_Task objective_
Below are the records. List every line holding the word "document".

_Entries provided_
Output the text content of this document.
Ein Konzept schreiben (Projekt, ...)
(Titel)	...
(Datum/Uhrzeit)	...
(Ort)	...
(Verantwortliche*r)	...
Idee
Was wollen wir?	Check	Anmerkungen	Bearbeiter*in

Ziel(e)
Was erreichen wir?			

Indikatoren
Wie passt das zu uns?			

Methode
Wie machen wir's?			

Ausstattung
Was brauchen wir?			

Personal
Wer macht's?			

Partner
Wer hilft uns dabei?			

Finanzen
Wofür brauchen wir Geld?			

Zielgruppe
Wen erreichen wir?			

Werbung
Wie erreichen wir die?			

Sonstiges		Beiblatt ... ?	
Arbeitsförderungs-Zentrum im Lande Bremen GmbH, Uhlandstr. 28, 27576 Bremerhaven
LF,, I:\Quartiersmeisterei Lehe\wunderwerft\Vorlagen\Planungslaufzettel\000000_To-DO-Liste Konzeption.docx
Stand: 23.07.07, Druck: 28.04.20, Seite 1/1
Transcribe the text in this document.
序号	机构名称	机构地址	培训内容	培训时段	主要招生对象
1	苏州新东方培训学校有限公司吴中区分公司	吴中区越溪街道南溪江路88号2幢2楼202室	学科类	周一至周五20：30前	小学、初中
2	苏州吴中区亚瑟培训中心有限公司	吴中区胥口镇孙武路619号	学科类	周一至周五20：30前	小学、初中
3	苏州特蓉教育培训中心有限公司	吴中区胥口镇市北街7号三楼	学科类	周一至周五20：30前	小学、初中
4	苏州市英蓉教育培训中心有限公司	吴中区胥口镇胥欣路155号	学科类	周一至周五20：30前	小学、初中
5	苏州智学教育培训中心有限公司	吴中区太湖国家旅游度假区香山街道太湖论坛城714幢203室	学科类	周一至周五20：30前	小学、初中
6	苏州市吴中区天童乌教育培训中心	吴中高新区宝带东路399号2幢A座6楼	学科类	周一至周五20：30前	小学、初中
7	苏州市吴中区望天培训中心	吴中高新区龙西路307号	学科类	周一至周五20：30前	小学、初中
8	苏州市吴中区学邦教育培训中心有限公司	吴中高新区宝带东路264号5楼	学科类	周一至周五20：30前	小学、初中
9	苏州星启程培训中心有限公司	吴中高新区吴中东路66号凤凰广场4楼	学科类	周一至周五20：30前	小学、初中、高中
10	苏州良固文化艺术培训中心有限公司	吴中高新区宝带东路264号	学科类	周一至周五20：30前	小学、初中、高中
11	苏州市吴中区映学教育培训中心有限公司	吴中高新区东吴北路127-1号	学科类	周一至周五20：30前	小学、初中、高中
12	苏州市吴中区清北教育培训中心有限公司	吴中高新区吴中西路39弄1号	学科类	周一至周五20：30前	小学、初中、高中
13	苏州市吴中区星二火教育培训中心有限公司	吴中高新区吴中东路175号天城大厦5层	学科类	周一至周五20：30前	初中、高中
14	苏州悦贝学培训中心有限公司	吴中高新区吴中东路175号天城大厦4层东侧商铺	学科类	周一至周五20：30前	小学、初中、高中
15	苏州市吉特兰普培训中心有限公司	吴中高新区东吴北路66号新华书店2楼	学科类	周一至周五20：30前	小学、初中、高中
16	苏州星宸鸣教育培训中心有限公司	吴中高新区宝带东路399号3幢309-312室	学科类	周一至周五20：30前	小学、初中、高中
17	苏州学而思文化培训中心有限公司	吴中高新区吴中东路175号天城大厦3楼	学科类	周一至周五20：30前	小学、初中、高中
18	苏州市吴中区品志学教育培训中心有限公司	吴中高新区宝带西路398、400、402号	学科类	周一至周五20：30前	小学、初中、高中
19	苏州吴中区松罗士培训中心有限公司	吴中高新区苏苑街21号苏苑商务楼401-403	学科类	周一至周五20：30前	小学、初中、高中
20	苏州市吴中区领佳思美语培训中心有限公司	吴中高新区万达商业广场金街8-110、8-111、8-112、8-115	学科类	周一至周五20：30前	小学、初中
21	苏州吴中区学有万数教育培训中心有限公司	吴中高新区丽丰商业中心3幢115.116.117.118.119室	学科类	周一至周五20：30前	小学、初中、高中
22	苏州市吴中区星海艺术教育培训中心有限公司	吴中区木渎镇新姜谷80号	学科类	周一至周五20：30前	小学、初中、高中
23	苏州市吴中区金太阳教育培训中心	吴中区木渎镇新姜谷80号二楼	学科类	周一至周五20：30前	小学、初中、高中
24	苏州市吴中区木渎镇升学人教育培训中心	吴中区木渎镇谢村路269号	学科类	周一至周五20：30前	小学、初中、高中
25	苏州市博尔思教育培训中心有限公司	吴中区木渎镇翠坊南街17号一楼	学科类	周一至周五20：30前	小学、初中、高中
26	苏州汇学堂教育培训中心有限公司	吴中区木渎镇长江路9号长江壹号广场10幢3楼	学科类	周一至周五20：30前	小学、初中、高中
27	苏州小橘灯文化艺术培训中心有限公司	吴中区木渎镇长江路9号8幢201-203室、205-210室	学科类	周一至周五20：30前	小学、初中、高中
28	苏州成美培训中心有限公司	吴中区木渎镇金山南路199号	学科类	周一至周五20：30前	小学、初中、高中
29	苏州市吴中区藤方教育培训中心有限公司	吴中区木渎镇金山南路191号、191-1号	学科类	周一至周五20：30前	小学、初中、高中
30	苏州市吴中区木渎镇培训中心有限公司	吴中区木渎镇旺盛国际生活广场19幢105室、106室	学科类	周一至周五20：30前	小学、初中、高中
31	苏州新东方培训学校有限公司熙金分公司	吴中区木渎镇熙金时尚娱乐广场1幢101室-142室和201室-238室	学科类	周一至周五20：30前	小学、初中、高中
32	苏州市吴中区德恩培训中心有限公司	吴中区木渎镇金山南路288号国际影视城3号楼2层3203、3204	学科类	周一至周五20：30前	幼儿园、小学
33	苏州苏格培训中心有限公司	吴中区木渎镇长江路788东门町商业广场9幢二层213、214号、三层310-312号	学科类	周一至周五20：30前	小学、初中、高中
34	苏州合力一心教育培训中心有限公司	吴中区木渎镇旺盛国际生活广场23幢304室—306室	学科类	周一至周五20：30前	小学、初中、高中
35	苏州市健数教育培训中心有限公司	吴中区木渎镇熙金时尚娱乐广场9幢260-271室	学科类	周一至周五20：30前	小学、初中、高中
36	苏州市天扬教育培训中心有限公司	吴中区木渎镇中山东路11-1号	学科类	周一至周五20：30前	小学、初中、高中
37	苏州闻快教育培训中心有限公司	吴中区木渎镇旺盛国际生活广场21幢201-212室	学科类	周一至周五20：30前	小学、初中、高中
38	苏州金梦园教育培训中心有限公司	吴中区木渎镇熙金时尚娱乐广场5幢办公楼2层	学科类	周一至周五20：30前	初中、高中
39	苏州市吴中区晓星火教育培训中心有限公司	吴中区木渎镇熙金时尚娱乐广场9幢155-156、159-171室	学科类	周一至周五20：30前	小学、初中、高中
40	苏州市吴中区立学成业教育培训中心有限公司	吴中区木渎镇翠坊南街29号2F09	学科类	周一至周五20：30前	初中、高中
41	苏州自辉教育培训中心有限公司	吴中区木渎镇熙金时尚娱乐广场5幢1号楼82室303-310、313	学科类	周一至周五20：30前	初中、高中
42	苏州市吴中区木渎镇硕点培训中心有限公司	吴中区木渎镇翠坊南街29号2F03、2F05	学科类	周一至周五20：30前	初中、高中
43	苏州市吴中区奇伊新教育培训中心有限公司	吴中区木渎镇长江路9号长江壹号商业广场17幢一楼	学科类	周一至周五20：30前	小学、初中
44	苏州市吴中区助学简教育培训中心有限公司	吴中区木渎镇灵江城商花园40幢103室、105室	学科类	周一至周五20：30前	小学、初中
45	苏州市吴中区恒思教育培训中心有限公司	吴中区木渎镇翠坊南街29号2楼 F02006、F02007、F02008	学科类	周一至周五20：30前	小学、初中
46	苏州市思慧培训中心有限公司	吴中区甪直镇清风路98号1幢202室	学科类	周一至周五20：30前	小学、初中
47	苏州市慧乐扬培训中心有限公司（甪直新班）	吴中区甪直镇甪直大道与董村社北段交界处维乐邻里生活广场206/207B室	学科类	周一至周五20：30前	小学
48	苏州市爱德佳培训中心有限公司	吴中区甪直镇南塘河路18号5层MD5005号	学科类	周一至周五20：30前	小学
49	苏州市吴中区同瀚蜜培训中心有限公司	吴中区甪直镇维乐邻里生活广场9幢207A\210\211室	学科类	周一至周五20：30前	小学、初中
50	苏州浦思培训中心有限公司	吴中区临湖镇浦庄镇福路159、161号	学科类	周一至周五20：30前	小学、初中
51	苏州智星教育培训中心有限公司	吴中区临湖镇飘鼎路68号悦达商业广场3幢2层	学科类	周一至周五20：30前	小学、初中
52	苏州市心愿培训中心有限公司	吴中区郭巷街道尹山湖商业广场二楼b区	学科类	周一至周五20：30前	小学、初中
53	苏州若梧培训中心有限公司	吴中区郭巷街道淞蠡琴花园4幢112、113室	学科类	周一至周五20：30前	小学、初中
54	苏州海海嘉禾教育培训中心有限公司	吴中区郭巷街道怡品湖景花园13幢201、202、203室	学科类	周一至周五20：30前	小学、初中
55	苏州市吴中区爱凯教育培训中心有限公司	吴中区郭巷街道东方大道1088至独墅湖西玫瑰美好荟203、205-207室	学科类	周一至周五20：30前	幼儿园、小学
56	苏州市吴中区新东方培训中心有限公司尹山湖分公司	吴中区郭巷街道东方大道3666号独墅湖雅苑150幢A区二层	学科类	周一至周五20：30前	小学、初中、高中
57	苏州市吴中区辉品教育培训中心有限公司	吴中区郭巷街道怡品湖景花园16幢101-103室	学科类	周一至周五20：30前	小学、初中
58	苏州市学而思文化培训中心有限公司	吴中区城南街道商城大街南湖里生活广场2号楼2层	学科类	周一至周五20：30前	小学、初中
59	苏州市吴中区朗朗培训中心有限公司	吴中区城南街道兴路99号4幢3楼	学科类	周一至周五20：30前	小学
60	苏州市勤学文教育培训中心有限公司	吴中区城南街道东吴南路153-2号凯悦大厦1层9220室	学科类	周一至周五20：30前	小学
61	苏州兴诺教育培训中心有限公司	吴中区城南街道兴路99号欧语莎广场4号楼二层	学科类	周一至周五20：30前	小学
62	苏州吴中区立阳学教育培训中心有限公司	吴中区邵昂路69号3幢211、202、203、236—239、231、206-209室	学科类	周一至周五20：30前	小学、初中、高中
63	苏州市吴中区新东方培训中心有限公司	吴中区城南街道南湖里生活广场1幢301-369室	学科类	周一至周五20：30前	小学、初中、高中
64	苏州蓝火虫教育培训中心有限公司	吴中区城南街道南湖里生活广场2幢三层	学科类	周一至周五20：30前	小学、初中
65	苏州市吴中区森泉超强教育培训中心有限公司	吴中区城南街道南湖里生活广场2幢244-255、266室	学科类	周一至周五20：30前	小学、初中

_Response to the exercise_
Output the text content of this document.
Transcribe the text in this document.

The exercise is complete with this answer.